Layout coordinate data
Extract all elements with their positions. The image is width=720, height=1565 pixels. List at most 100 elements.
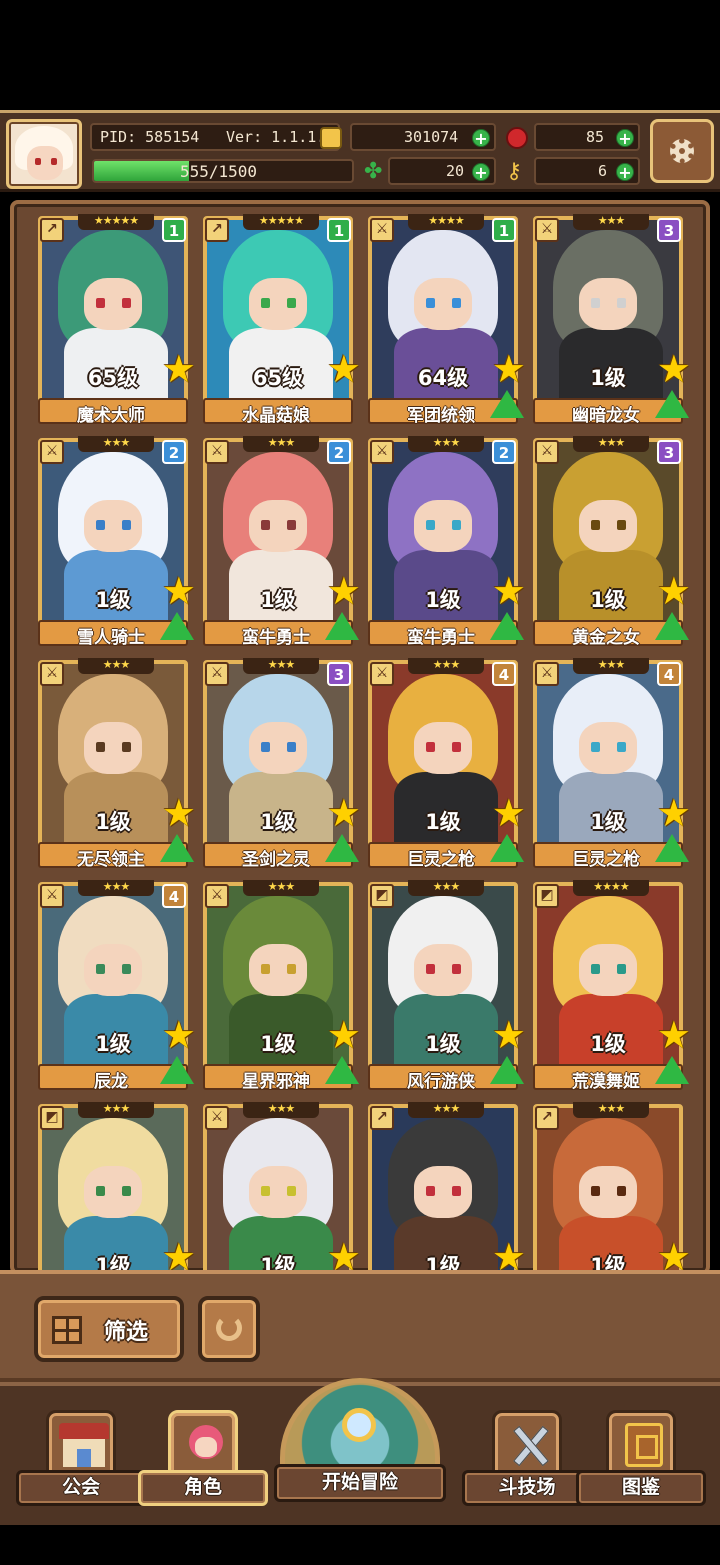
level-up-arrow-icon <box>160 834 194 862</box>
hero-art-eye <box>452 742 461 752</box>
hero-tier-badge: 1 <box>492 218 516 242</box>
nav-codex-label: 图鉴 <box>576 1470 706 1506</box>
hero-art-face <box>84 278 142 330</box>
nav-arena-label: 斗技场 <box>462 1470 592 1506</box>
refresh-icon <box>216 1315 242 1341</box>
hero-art-eye <box>96 1186 105 1196</box>
guild-roof <box>59 1423 109 1439</box>
hero-card[interactable]: 1级 ★★★ ⚔ 4 巨灵之枪 ★ <box>368 658 526 870</box>
add-key-button[interactable]: + <box>616 163 634 181</box>
hero-tier-badge: 3 <box>657 218 681 242</box>
player-avatar[interactable] <box>6 119 82 189</box>
hero-card[interactable]: 1级 ★★★ ⚔ 3 黄金之女 ★ <box>533 436 691 648</box>
hero-art-eye <box>261 964 270 974</box>
hero-art-eye <box>591 742 600 752</box>
star-upgrade-icon: ★ <box>656 1013 691 1057</box>
start-adventure-button[interactable]: 开始冒险 <box>274 1378 446 1528</box>
hero-art-eye <box>426 964 435 974</box>
clover-amount: 20 <box>446 162 465 180</box>
hero-card[interactable]: 1级 ★★★ ↗ ★ <box>368 1102 526 1271</box>
red-gem-icon <box>506 127 528 149</box>
star-upgrade-icon: ★ <box>326 791 361 835</box>
hero-card[interactable]: 1级 ★★★ ◩ ★ <box>38 1102 196 1271</box>
hero-card[interactable]: 1级 ★★★ ⚔ 2 蛮牛勇士 ★ <box>368 436 526 648</box>
player-id: PID: 585154 <box>100 128 200 146</box>
hero-card[interactable]: 1级 ★★★ ⚔ 3 圣剑之灵 ★ <box>203 658 361 870</box>
add-clover-button[interactable]: + <box>472 163 490 181</box>
hero-card[interactable]: 1级 ★★★ ⚔ ★ <box>203 1102 361 1271</box>
hero-art-face <box>579 722 637 774</box>
hero-card[interactable]: 1级 ★★★ ⚔ 3 幽暗龙女 ★ <box>533 214 691 426</box>
hero-card[interactable]: 1级 ★★★ ⚔ 2 蛮牛勇士 ★ <box>203 436 361 648</box>
hero-art-eye <box>591 1186 600 1196</box>
hero-art-eye <box>617 964 626 974</box>
hero-art-eye <box>122 298 131 308</box>
hero-card[interactable]: 1级 ★★★ ⚔ 4 巨灵之枪 ★ <box>533 658 691 870</box>
hero-art-eye <box>426 298 435 308</box>
hero-card[interactable]: 1级 ★★★★ ◩ 荒漠舞姬 ★ <box>533 880 691 1092</box>
add-gem-button[interactable]: + <box>616 129 634 147</box>
hero-card[interactable]: 1级 ★★★ ◩ 风行游侠 ★ <box>368 880 526 1092</box>
top-status-bar: PID: 585154 Ver: 1.1.1.2 301074 + 85 + 5… <box>0 110 720 192</box>
level-up-arrow-icon <box>490 1056 524 1084</box>
hero-name-bar: 魔术大师 <box>38 398 188 426</box>
sort-toggle-button[interactable] <box>198 1296 260 1362</box>
hero-card[interactable]: 65级 ★★★★★ ↗ 1 水晶菇娘 ★ <box>203 214 361 426</box>
add-gold-button[interactable]: + <box>472 129 490 147</box>
hero-class-icon: ⚔ <box>370 662 394 686</box>
hero-class-icon: ⚔ <box>205 884 229 908</box>
hero-star-rating: ★★★ <box>243 1102 319 1118</box>
nav-guild-label: 公会 <box>16 1470 146 1506</box>
hero-star-rating: ★★★ <box>243 880 319 896</box>
hero-card[interactable]: 1级 ★★★ ⚔ 2 雪人骑士 ★ <box>38 436 196 648</box>
hero-star-rating: ★★★★★ <box>243 214 319 230</box>
hero-art-eye <box>96 520 105 530</box>
key-amount: 6 <box>598 162 608 180</box>
filter-button[interactable]: 筛选 <box>34 1296 184 1362</box>
hero-art-face <box>249 278 307 330</box>
settings-button[interactable] <box>650 119 714 183</box>
hero-art-face <box>414 278 472 330</box>
filter-bar: 筛选 <box>0 1270 720 1382</box>
hero-art-eye <box>261 520 270 530</box>
hero-class-icon: ↗ <box>40 218 64 242</box>
star-upgrade-icon: ★ <box>491 569 526 613</box>
hero-star-rating: ★★★ <box>573 436 649 452</box>
hero-class-icon: ↗ <box>370 1106 394 1130</box>
hero-card[interactable]: 1级 ★★★ ⚔ 4 辰龙 ★ <box>38 880 196 1092</box>
avatar-eye <box>35 158 41 165</box>
star-upgrade-icon: ★ <box>326 347 361 391</box>
hero-art-face <box>414 944 472 996</box>
star-upgrade-icon: ★ <box>656 791 691 835</box>
hero-name: 魔术大师 <box>77 406 145 426</box>
level-up-arrow-icon <box>490 612 524 640</box>
star-upgrade-icon: ★ <box>491 1013 526 1057</box>
nav-role[interactable]: 角色 <box>138 1410 268 1522</box>
hero-art-eye <box>261 1186 270 1196</box>
hero-card[interactable]: 1级 ★★★ ⚔ 星界邪神 ★ <box>203 880 361 1092</box>
clover-icon: ✤ <box>364 159 383 184</box>
level-up-arrow-icon <box>160 612 194 640</box>
game-version: Ver: 1.1.1.2 <box>226 128 335 146</box>
hero-art-face <box>414 1166 472 1218</box>
hero-star-rating: ★★★ <box>573 658 649 674</box>
hero-card[interactable]: 64级 ★★★★ ⚔ 1 军团统领 ★ <box>368 214 526 426</box>
hero-art-eye <box>426 742 435 752</box>
hero-art-face <box>84 722 142 774</box>
gem-amount: 85 <box>586 128 605 146</box>
nav-codex[interactable]: 图鉴 <box>576 1410 706 1522</box>
avatar-eye <box>51 158 57 165</box>
gear-icon <box>670 139 694 163</box>
nav-guild[interactable]: 公会 <box>16 1410 146 1522</box>
hero-card[interactable]: 1级 ★★★ ↗ ★ <box>533 1102 691 1271</box>
hero-class-icon: ⚔ <box>535 218 559 242</box>
hero-card[interactable]: 1级 ★★★ ⚔ 无尽领主 ★ <box>38 658 196 870</box>
hero-class-icon: ⚔ <box>370 440 394 464</box>
nav-arena[interactable]: 斗技场 <box>462 1410 592 1522</box>
hero-list-panel[interactable]: 65级 ★★★★★ ↗ 1 魔术大师 ★ 65级 ★★★★★ ↗ 1 水晶菇娘 ★ 64级 ★★★★ ⚔ 1 军… <box>10 200 710 1275</box>
star-upgrade-icon: ★ <box>656 347 691 391</box>
hero-class-icon: ↗ <box>535 1106 559 1130</box>
level-up-arrow-icon <box>490 390 524 418</box>
key-icon: ⚷ <box>506 159 523 184</box>
hero-card[interactable]: 65级 ★★★★★ ↗ 1 魔术大师 ★ <box>38 214 196 426</box>
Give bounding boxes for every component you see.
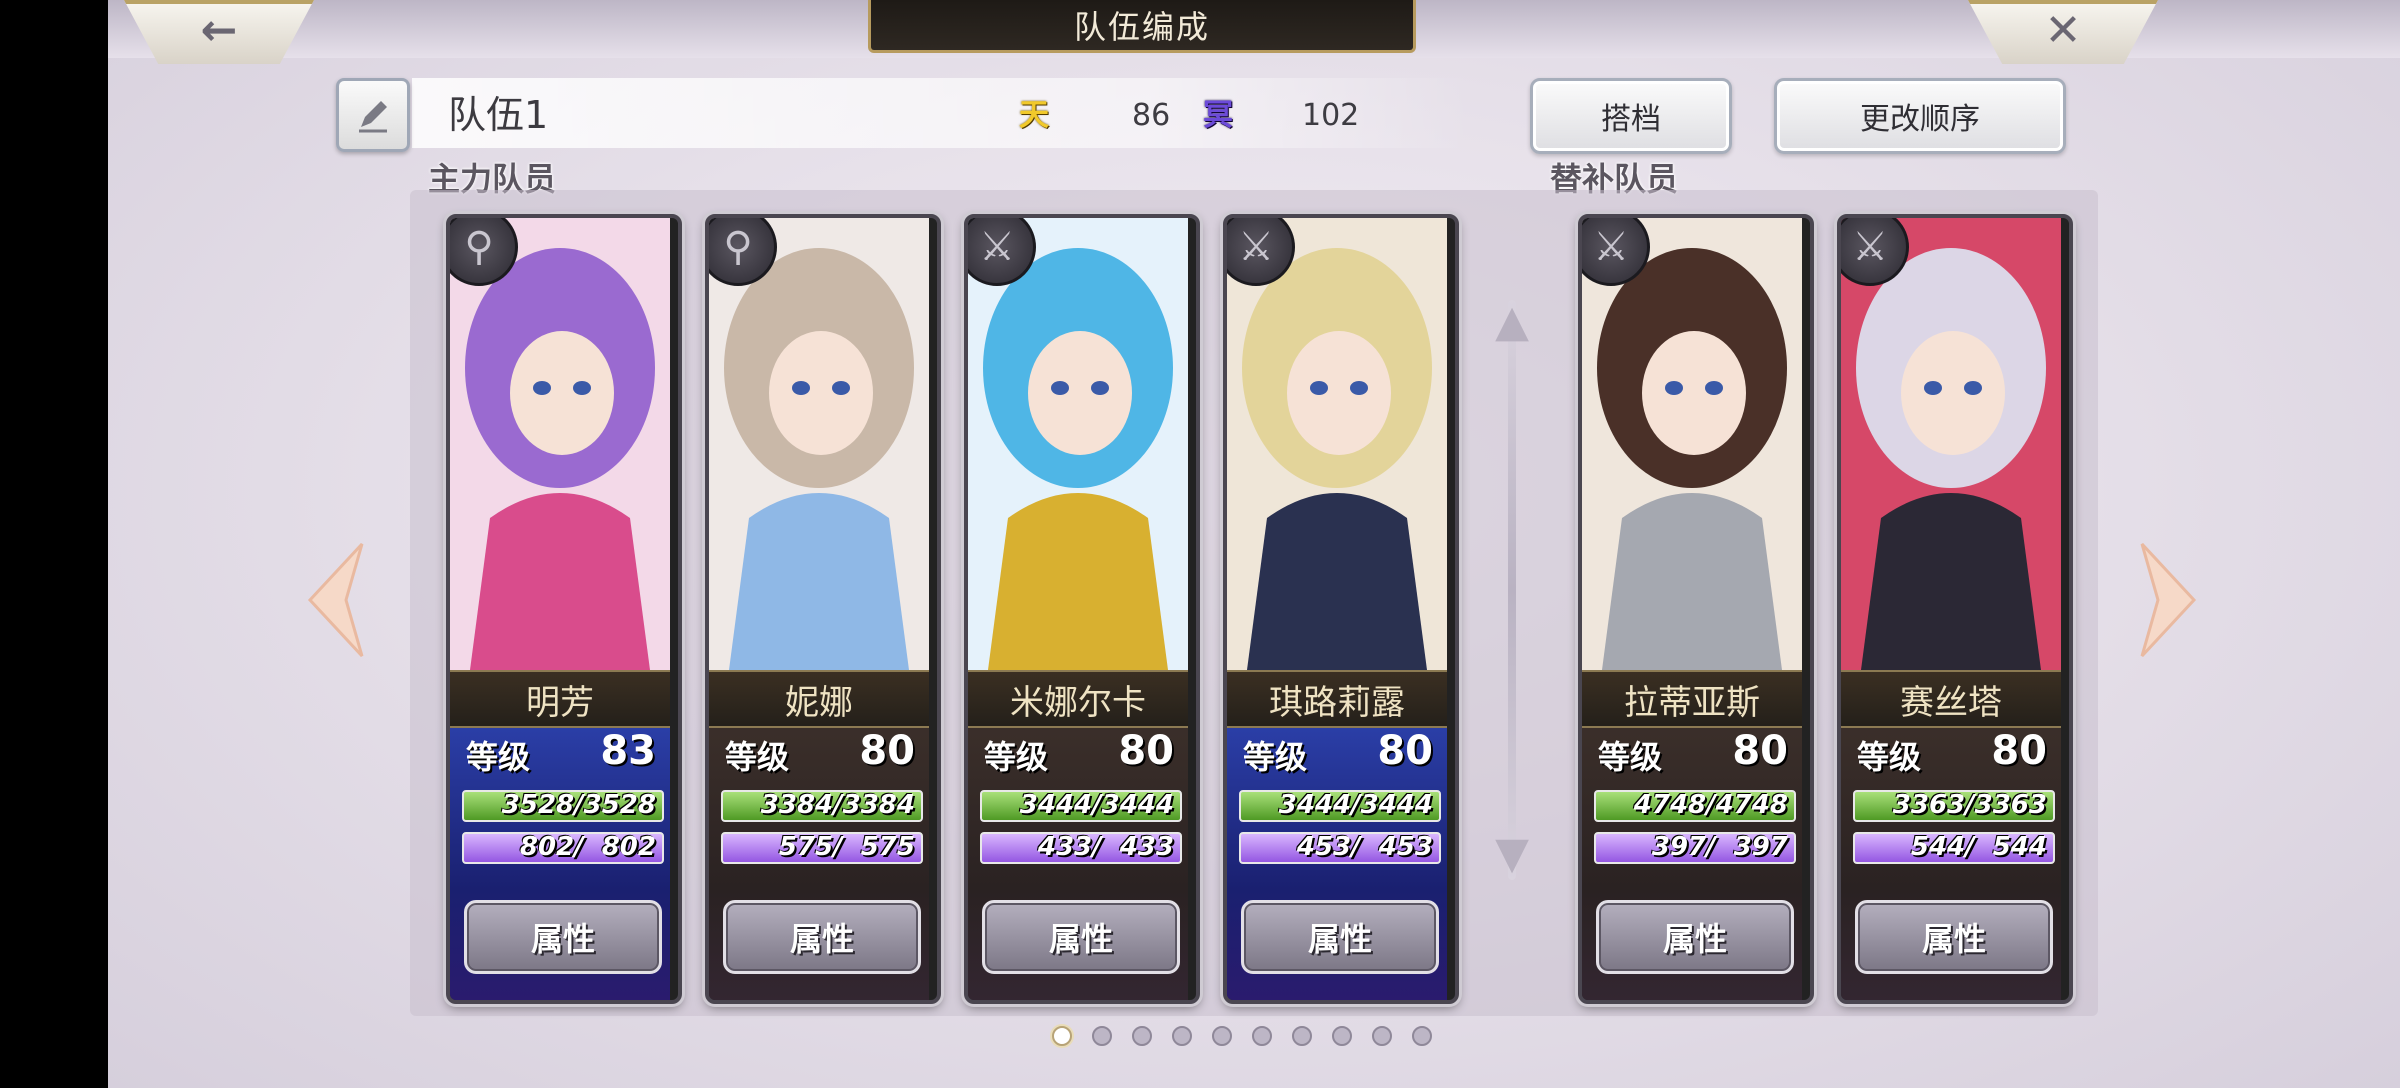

▶ [TASK DIRECTIONS]:
Can you put the lines from the one containing "level-up-arrow-icon <box>160 834" through the one containing "hero-art-eye <box>261 964 270 974</box>", both included, into a JSON list of strings, one string per line, with any blank lines left out?

▶ [EXPECTED ANSWER]:
[
  "level-up-arrow-icon <box>160 834 194 862</box>",
  "hero-art-eye <box>452 742 461 752</box>",
  "hero-tier-badge: 1 <box>492 218 516 242</box>",
  "nav-codex-label: 图鉴 <box>576 1470 706 1506</box>",
  "hero-art-face <box>84 278 142 330</box>",
  "nav-arena-label: 斗技场 <box>462 1470 592 1506</box>",
  "refresh-icon <box>216 1315 242 1341</box>",
  "hero-art-eye <box>96 1186 105 1196</box>",
  "guild-roof <box>59 1423 109 1439</box>",
  "hero-card[interactable]: 1级 ★★★ ⚔ 4 巨灵之枪 ★ <box>368 658 526 870</box>",
  "add-key-button[interactable]: + <box>616 163 634 181</box>",
  "hero-tier-badge: 3 <box>657 218 681 242</box>",
  "player-avatar[interactable] <box>6 119 82 189</box>",
  "hero-card[interactable]: 1级 ★★★ ⚔ 3 黄金之女 ★ <box>533 436 691 648</box>",
  "hero-art-eye <box>261 964 270 974</box>"
]